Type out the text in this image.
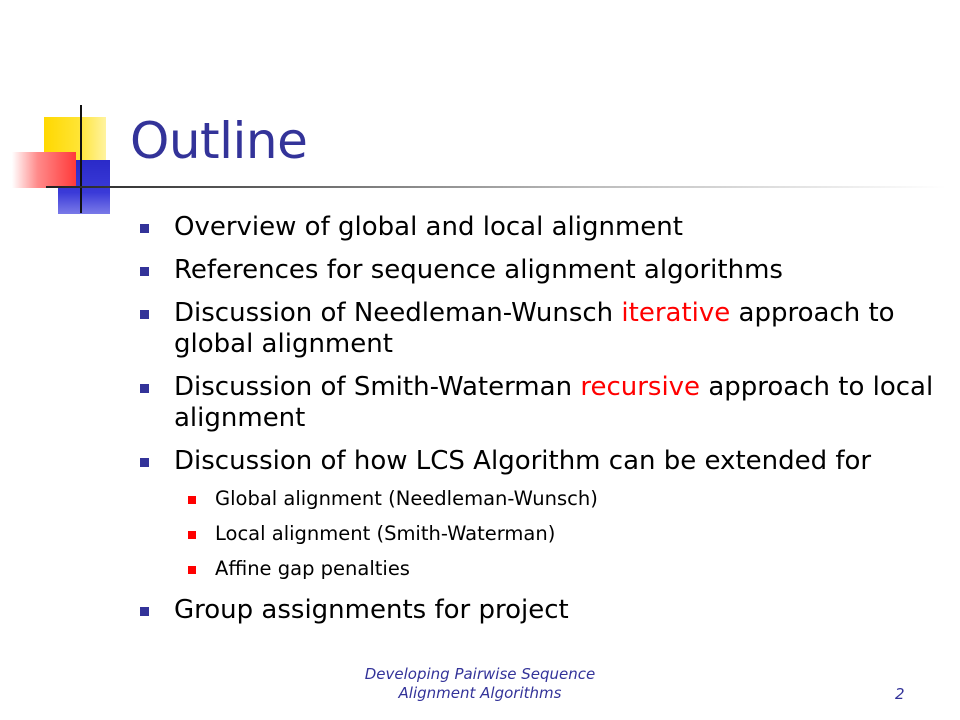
Outline
Overview of global and local alignment
References for sequence alignment algorithms
Discussion of Needleman-Wunsch iterative approach to global alignment
Discussion of Smith-Waterman recursive approach to local alignment
Discussion of how LCS Algorithm can be extended for
Global alignment (Needleman-Wunsch)
Local alignment (Smith-Waterman)
Affine gap penalties
Group assignments for project
Developing Pairwise Sequence
Alignment Algorithms	2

*Problem:* Write out the records above exactly as they appear, leaving out any pictures.

*Solution for this exercise:*
Type out the text in this image.
Outline
Overview of global and local alignment
References for sequence alignment algorithms
Discussion of Needleman-Wunsch iterative approach to global alignment
Discussion of Smith-Waterman recursive approach to local alignment
Discussion of how LCS Algorithm can be extended for
Global alignment (Needleman-Wunsch)
Local alignment (Smith-Waterman)
Affine gap penalties
Group assignments for project
Developing Pairwise Sequence
Alignment Algorithms	2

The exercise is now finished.